++++ Provided material ++++

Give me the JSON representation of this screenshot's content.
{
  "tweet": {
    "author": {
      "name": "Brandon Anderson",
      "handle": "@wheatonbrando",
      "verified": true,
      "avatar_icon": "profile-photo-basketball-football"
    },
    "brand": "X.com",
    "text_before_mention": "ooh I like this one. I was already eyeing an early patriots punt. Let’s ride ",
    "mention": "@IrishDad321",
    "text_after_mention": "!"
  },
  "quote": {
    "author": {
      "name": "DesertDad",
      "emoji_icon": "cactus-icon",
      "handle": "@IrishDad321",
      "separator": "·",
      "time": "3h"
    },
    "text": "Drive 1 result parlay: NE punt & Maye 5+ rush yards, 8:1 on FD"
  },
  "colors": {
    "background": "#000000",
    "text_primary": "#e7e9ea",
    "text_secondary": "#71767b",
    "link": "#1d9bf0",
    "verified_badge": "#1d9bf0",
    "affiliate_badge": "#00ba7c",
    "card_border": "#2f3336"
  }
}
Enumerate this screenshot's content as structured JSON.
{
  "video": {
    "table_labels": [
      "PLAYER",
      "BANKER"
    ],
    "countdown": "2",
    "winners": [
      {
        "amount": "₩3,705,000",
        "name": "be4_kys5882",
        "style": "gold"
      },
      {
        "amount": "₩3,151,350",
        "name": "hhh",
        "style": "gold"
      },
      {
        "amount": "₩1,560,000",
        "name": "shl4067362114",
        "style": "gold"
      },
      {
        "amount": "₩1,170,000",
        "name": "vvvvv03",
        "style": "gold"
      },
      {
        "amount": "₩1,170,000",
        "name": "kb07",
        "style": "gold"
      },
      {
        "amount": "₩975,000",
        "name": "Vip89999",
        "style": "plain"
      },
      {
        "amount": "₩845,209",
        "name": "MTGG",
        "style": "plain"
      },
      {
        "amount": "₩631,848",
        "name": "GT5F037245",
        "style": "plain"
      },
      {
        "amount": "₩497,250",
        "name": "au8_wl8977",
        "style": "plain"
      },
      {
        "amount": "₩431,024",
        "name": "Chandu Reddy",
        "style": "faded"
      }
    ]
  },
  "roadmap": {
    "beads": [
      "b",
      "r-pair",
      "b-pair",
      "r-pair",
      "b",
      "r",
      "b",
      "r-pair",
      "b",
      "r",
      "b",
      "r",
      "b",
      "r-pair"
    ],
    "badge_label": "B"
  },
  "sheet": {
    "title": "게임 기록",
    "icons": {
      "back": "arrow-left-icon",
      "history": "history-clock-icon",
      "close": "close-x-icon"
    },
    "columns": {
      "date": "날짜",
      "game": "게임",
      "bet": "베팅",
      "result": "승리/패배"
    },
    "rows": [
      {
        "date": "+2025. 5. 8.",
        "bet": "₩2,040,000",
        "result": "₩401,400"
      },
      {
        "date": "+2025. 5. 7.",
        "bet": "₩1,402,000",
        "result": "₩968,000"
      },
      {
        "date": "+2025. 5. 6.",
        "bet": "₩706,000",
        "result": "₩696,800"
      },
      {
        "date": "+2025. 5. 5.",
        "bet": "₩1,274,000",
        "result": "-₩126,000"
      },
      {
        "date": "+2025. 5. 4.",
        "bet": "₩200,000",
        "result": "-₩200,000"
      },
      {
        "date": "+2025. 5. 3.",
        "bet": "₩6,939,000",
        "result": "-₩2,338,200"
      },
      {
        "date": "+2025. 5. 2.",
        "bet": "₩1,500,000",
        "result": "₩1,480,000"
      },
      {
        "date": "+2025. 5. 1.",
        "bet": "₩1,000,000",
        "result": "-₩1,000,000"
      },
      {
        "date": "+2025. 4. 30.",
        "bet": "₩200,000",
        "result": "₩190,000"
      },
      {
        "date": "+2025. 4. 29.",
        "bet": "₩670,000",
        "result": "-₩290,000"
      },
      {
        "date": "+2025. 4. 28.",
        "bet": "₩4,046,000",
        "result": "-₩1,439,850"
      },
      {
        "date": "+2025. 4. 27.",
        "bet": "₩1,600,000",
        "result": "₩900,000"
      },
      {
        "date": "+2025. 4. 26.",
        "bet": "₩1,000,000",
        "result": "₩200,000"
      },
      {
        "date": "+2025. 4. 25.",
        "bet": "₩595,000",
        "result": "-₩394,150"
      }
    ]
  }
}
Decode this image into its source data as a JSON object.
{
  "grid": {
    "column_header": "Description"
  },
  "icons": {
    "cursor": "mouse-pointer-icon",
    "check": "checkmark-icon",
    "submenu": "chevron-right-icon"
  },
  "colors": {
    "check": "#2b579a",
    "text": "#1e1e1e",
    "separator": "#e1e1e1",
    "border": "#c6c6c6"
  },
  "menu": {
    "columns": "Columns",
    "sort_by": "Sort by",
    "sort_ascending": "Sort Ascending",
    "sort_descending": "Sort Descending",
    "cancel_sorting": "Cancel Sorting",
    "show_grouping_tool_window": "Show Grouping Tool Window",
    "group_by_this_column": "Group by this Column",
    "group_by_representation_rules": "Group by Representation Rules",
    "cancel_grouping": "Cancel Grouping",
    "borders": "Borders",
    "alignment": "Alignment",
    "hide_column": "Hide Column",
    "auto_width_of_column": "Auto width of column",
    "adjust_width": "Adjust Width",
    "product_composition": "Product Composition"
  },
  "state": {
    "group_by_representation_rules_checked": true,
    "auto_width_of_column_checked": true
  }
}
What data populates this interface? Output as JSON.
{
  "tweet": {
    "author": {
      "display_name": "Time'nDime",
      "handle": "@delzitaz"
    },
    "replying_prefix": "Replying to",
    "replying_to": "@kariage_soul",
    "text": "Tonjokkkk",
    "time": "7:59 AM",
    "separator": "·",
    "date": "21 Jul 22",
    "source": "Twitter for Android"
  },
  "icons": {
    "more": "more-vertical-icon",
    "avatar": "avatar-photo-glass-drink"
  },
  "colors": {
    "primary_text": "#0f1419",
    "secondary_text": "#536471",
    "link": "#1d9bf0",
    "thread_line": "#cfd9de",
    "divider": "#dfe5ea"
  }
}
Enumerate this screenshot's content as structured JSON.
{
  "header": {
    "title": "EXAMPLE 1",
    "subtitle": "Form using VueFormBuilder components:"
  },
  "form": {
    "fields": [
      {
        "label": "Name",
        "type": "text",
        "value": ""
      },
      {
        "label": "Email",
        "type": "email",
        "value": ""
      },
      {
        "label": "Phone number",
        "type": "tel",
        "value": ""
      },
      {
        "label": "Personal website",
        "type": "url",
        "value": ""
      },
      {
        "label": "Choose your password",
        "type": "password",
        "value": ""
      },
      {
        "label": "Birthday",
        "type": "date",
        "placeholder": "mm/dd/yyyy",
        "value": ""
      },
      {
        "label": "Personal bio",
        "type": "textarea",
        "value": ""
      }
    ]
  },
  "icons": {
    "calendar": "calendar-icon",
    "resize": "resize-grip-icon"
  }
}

++++

**Stated goal:** Give back all the data exactly as written.

**Finished task:**
Give me the JSON representation of this screenshot's content.
{
  "tweet": {
    "author": {
      "name": "Brandon Anderson",
      "handle": "@wheatonbrando",
      "verified": true,
      "avatar_icon": "profile-photo-basketball-football"
    },
    "brand": "X.com",
    "text_before_mention": "ooh I like this one. I was already eyeing an early patriots punt. Let’s ride ",
    "mention": "@IrishDad321",
    "text_after_mention": "!"
  },
  "quote": {
    "author": {
      "name": "DesertDad",
      "emoji_icon": "cactus-icon",
      "handle": "@IrishDad321",
      "separator": "·",
      "time": "3h"
    },
    "text": "Drive 1 result parlay: NE punt & Maye 5+ rush yards, 8:1 on FD"
  },
  "colors": {
    "background": "#000000",
    "text_primary": "#e7e9ea",
    "text_secondary": "#71767b",
    "link": "#1d9bf0",
    "verified_badge": "#1d9bf0",
    "affiliate_badge": "#00ba7c",
    "card_border": "#2f3336"
  }
}
Enumerate this screenshot's content as structured JSON.
{
  "video": {
    "table_labels": [
      "PLAYER",
      "BANKER"
    ],
    "countdown": "2",
    "winners": [
      {
        "amount": "₩3,705,000",
        "name": "be4_kys5882",
        "style": "gold"
      },
      {
        "amount": "₩3,151,350",
        "name": "hhh",
        "style": "gold"
      },
      {
        "amount": "₩1,560,000",
        "name": "shl4067362114",
        "style": "gold"
      },
      {
        "amount": "₩1,170,000",
        "name": "vvvvv03",
        "style": "gold"
      },
      {
        "amount": "₩1,170,000",
        "name": "kb07",
        "style": "gold"
      },
      {
        "amount": "₩975,000",
        "name": "Vip89999",
        "style": "plain"
      },
      {
        "amount": "₩845,209",
        "name": "MTGG",
        "style": "plain"
      },
      {
        "amount": "₩631,848",
        "name": "GT5F037245",
        "style": "plain"
      },
      {
        "amount": "₩497,250",
        "name": "au8_wl8977",
        "style": "plain"
      },
      {
        "amount": "₩431,024",
        "name": "Chandu Reddy",
        "style": "faded"
      }
    ]
  },
  "roadmap": {
    "beads": [
      "b",
      "r-pair",
      "b-pair",
      "r-pair",
      "b",
      "r",
      "b",
      "r-pair",
      "b",
      "r",
      "b",
      "r",
      "b",
      "r-pair"
    ],
    "badge_label": "B"
  },
  "sheet": {
    "title": "게임 기록",
    "icons": {
      "back": "arrow-left-icon",
      "history": "history-clock-icon",
      "close": "close-x-icon"
    },
    "columns": {
      "date": "날짜",
      "game": "게임",
      "bet": "베팅",
      "result": "승리/패배"
    },
    "rows": [
      {
        "date": "+2025. 5. 8.",
        "bet": "₩2,040,000",
        "result": "₩401,400"
      },
      {
        "date": "+2025. 5. 7.",
        "bet": "₩1,402,000",
        "result": "₩968,000"
      },
      {
        "date": "+2025. 5. 6.",
        "bet": "₩706,000",
        "result": "₩696,800"
      },
      {
        "date": "+2025. 5. 5.",
        "bet": "₩1,274,000",
        "result": "-₩126,000"
      },
      {
        "date": "+2025. 5. 4.",
        "bet": "₩200,000",
        "result": "-₩200,000"
      },
      {
        "date": "+2025. 5. 3.",
        "bet": "₩6,939,000",
        "result": "-₩2,338,200"
      },
      {
        "date": "+2025. 5. 2.",
        "bet": "₩1,500,000",
        "result": "₩1,480,000"
      },
      {
        "date": "+2025. 5. 1.",
        "bet": "₩1,000,000",
        "result": "-₩1,000,000"
      },
      {
        "date": "+2025. 4. 30.",
        "bet": "₩200,000",
        "result": "₩190,000"
      },
      {
        "date": "+2025. 4. 29.",
        "bet": "₩670,000",
        "result": "-₩290,000"
      },
      {
        "date": "+2025. 4. 28.",
        "bet": "₩4,046,000",
        "result": "-₩1,439,850"
      },
      {
        "date": "+2025. 4. 27.",
        "bet": "₩1,600,000",
        "result": "₩900,000"
      },
      {
        "date": "+2025. 4. 26.",
        "bet": "₩1,000,000",
        "result": "₩200,000"
      },
      {
        "date": "+2025. 4. 25.",
        "bet": "₩595,000",
        "result": "-₩394,150"
      }
    ]
  }
}
Decode this image into its source data as a JSON object.
{
  "grid": {
    "column_header": "Description"
  },
  "icons": {
    "cursor": "mouse-pointer-icon",
    "check": "checkmark-icon",
    "submenu": "chevron-right-icon"
  },
  "colors": {
    "check": "#2b579a",
    "text": "#1e1e1e",
    "separator": "#e1e1e1",
    "border": "#c6c6c6"
  },
  "menu": {
    "columns": "Columns",
    "sort_by": "Sort by",
    "sort_ascending": "Sort Ascending",
    "sort_descending": "Sort Descending",
    "cancel_sorting": "Cancel Sorting",
    "show_grouping_tool_window": "Show Grouping Tool Window",
    "group_by_this_column": "Group by this Column",
    "group_by_representation_rules": "Group by Representation Rules",
    "cancel_grouping": "Cancel Grouping",
    "borders": "Borders",
    "alignment": "Alignment",
    "hide_column": "Hide Column",
    "auto_width_of_column": "Auto width of column",
    "adjust_width": "Adjust Width",
    "product_composition": "Product Composition"
  },
  "state": {
    "group_by_representation_rules_checked": true,
    "auto_width_of_column_checked": true
  }
}
What data populates this interface? Output as JSON.
{
  "tweet": {
    "author": {
      "display_name": "Time'nDime",
      "handle": "@delzitaz"
    },
    "replying_prefix": "Replying to",
    "replying_to": "@kariage_soul",
    "text": "Tonjokkkk",
    "time": "7:59 AM",
    "separator": "·",
    "date": "21 Jul 22",
    "source": "Twitter for Android"
  },
  "icons": {
    "more": "more-vertical-icon",
    "avatar": "avatar-photo-glass-drink"
  },
  "colors": {
    "primary_text": "#0f1419",
    "secondary_text": "#536471",
    "link": "#1d9bf0",
    "thread_line": "#cfd9de",
    "divider": "#dfe5ea"
  }
}
Enumerate this screenshot's content as structured JSON.
{
  "header": {
    "title": "EXAMPLE 1",
    "subtitle": "Form using VueFormBuilder components:"
  },
  "form": {
    "fields": [
      {
        "label": "Name",
        "type": "text",
        "value": ""
      },
      {
        "label": "Email",
        "type": "email",
        "value": ""
      },
      {
        "label": "Phone number",
        "type": "tel",
        "value": ""
      },
      {
        "label": "Personal website",
        "type": "url",
        "value": ""
      },
      {
        "label": "Choose your password",
        "type": "password",
        "value": ""
      },
      {
        "label": "Birthday",
        "type": "date",
        "placeholder": "mm/dd/yyyy",
        "value": ""
      },
      {
        "label": "Personal bio",
        "type": "textarea",
        "value": ""
      }
    ]
  },
  "icons": {
    "calendar": "calendar-icon",
    "resize": "resize-grip-icon"
  }
}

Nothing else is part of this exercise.